Work to complete:
Only lines holding the string "kivéve" are wanted; copy each one from the material.

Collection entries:
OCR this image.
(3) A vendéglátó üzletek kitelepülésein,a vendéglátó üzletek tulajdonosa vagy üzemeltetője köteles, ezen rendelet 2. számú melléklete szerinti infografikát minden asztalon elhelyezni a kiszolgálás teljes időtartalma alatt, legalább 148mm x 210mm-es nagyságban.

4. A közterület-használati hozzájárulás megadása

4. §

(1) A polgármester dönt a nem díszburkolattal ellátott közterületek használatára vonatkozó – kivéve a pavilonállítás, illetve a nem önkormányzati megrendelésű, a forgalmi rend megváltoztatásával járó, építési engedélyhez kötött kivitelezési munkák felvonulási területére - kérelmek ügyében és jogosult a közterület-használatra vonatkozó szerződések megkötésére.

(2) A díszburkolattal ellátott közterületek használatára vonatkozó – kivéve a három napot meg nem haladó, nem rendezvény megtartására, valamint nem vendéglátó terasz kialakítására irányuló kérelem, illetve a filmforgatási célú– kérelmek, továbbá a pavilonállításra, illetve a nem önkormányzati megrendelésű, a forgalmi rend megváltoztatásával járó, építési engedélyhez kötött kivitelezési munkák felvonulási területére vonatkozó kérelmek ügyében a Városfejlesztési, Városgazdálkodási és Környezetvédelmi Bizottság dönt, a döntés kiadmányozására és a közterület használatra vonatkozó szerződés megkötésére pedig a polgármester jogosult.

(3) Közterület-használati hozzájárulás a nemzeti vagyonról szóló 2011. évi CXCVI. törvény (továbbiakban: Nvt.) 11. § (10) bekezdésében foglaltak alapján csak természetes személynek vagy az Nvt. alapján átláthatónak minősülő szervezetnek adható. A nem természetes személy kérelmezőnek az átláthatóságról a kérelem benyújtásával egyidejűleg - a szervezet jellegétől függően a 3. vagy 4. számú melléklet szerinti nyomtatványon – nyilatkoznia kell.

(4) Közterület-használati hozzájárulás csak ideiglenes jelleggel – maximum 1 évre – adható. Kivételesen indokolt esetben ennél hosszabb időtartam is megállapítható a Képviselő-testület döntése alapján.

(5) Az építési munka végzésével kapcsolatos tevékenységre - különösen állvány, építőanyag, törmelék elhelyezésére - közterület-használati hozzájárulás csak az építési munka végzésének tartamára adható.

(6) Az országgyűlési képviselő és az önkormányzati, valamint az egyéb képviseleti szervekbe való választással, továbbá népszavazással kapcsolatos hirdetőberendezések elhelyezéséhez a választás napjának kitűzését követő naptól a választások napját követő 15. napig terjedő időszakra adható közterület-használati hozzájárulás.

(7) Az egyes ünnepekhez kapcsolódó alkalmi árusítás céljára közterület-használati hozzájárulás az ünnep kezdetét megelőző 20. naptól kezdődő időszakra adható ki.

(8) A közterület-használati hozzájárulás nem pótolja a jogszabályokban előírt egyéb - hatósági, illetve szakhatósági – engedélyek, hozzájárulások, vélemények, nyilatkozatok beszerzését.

Response to this exercise:
(1) A polgármester dönt a nem díszburkolattal ellátott közterületek használatára vonatkozó – kivéve a pavilonállítás, illetve a nem önkormányzati megrendelésű, a forgalmi rend megváltoztatásával járó, építési engedélyhez kötött kivitelezési munkák felvonulási területére - kérelmek ügyében és jogosult a közterület-használatra vonatkozó szerződések megkötésére.
(2) A díszburkolattal ellátott közterületek használatára vonatkozó – kivéve a három napot meg nem haladó, nem rendezvény megtartására, valamint nem vendéglátó terasz kialakítására irányuló kérelem, illetve a filmforgatási célú– kérelmek, továbbá a pavilonállításra, illetve a nem önkormányzati megrendelésű, a forgalmi rend megváltoztatásával járó, építési engedélyhez kötött kivitelezési munkák felvonulási területére vonatkozó kérelmek ügyében a Városfejlesztési, Városgazdálkodási és Környezetvédelmi Bizottság dönt, a döntés kiadmányozására és a közterület használatra vonatkozó szerződés megkötésére pedig a polgármester jogosult.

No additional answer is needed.